**Task to complete:** Write out every entry, unchanged. Skip any picture.
--*--
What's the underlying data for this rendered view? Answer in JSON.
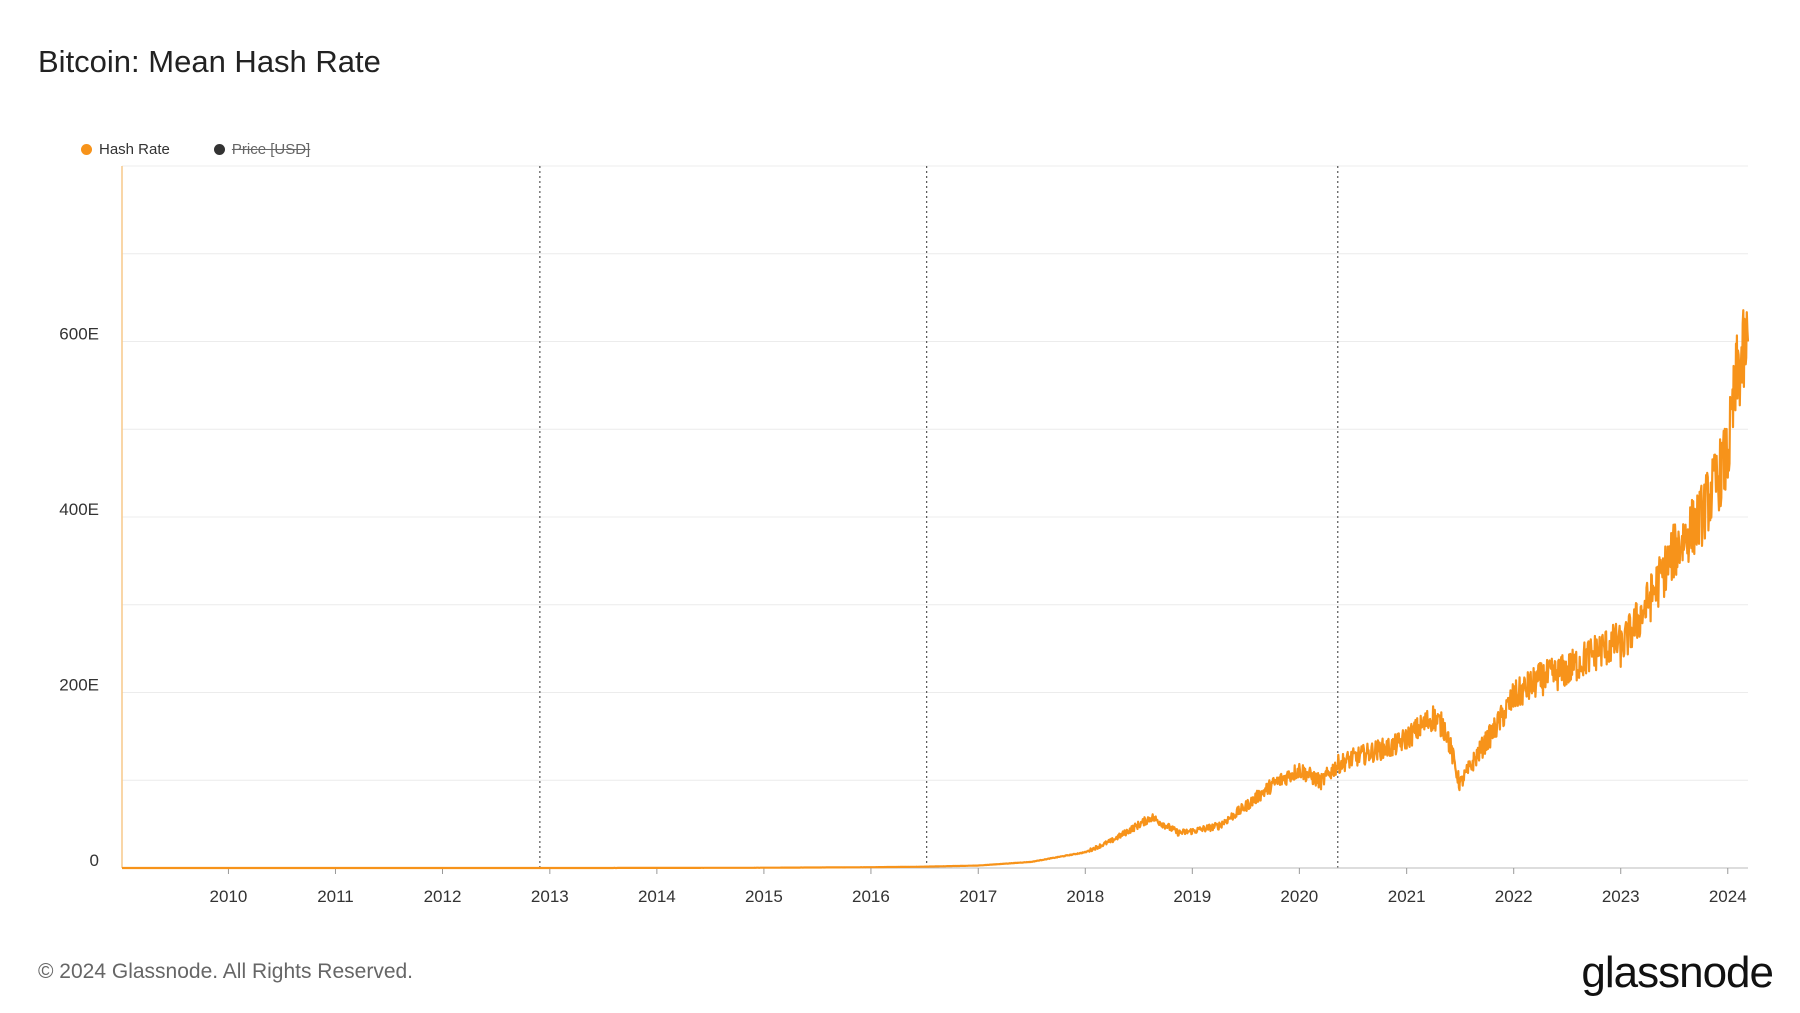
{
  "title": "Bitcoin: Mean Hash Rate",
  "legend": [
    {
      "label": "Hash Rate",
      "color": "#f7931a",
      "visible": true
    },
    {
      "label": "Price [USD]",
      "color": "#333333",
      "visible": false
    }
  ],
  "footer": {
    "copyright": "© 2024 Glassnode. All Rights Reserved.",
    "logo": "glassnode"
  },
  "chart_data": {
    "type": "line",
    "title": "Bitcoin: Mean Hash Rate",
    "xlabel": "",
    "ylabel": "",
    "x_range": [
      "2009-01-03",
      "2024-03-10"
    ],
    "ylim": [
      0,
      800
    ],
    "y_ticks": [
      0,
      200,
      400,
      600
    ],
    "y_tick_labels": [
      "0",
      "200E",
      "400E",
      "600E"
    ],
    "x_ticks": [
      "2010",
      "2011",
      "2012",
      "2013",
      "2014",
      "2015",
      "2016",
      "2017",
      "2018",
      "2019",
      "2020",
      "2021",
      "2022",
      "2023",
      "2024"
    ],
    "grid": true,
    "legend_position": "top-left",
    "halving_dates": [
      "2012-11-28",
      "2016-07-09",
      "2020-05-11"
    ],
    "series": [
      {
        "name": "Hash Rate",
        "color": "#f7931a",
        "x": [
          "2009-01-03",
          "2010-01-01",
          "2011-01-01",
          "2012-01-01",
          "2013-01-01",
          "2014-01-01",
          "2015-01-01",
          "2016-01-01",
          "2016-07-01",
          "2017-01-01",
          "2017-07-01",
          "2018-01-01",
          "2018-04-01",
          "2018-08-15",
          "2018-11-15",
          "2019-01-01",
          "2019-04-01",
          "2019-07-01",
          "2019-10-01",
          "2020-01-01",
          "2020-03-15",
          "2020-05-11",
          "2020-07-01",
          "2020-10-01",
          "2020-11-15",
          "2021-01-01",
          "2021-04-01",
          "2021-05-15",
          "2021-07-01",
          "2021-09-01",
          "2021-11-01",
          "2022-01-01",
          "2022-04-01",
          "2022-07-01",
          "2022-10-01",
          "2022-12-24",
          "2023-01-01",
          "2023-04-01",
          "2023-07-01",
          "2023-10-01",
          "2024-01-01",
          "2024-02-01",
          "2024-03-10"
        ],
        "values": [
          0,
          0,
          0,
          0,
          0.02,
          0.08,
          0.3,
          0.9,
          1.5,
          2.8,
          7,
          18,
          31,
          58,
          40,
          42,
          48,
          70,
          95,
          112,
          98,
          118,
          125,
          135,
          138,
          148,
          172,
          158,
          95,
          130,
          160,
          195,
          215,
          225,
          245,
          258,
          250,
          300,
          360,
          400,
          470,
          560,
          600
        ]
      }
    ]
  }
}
--*--
**Exercise response:**
What's the underlying data for this rendered view? Answer in JSON.
{
  "title": "Bitcoin: Mean Hash Rate",
  "legend": [
    {
      "label": "Hash Rate",
      "color": "#f7931a",
      "visible": true
    },
    {
      "label": "Price [USD]",
      "color": "#333333",
      "visible": false
    }
  ],
  "footer": {
    "copyright": "© 2024 Glassnode. All Rights Reserved.",
    "logo": "glassnode"
  },
  "chart_data": {
    "type": "line",
    "title": "Bitcoin: Mean Hash Rate",
    "xlabel": "",
    "ylabel": "",
    "x_range": [
      "2009-01-03",
      "2024-03-10"
    ],
    "ylim": [
      0,
      800
    ],
    "y_ticks": [
      0,
      200,
      400,
      600
    ],
    "y_tick_labels": [
      "0",
      "200E",
      "400E",
      "600E"
    ],
    "x_ticks": [
      "2010",
      "2011",
      "2012",
      "2013",
      "2014",
      "2015",
      "2016",
      "2017",
      "2018",
      "2019",
      "2020",
      "2021",
      "2022",
      "2023",
      "2024"
    ],
    "grid": true,
    "legend_position": "top-left",
    "halving_dates": [
      "2012-11-28",
      "2016-07-09",
      "2020-05-11"
    ],
    "series": [
      {
        "name": "Hash Rate",
        "color": "#f7931a",
        "x": [
          "2009-01-03",
          "2010-01-01",
          "2011-01-01",
          "2012-01-01",
          "2013-01-01",
          "2014-01-01",
          "2015-01-01",
          "2016-01-01",
          "2016-07-01",
          "2017-01-01",
          "2017-07-01",
          "2018-01-01",
          "2018-04-01",
          "2018-08-15",
          "2018-11-15",
          "2019-01-01",
          "2019-04-01",
          "2019-07-01",
          "2019-10-01",
          "2020-01-01",
          "2020-03-15",
          "2020-05-11",
          "2020-07-01",
          "2020-10-01",
          "2020-11-15",
          "2021-01-01",
          "2021-04-01",
          "2021-05-15",
          "2021-07-01",
          "2021-09-01",
          "2021-11-01",
          "2022-01-01",
          "2022-04-01",
          "2022-07-01",
          "2022-10-01",
          "2022-12-24",
          "2023-01-01",
          "2023-04-01",
          "2023-07-01",
          "2023-10-01",
          "2024-01-01",
          "2024-02-01",
          "2024-03-10"
        ],
        "values": [
          0,
          0,
          0,
          0,
          0.02,
          0.08,
          0.3,
          0.9,
          1.5,
          2.8,
          7,
          18,
          31,
          58,
          40,
          42,
          48,
          70,
          95,
          112,
          98,
          118,
          125,
          135,
          138,
          148,
          172,
          158,
          95,
          130,
          160,
          195,
          215,
          225,
          245,
          258,
          250,
          300,
          360,
          400,
          470,
          560,
          600
        ]
      }
    ]
  }
}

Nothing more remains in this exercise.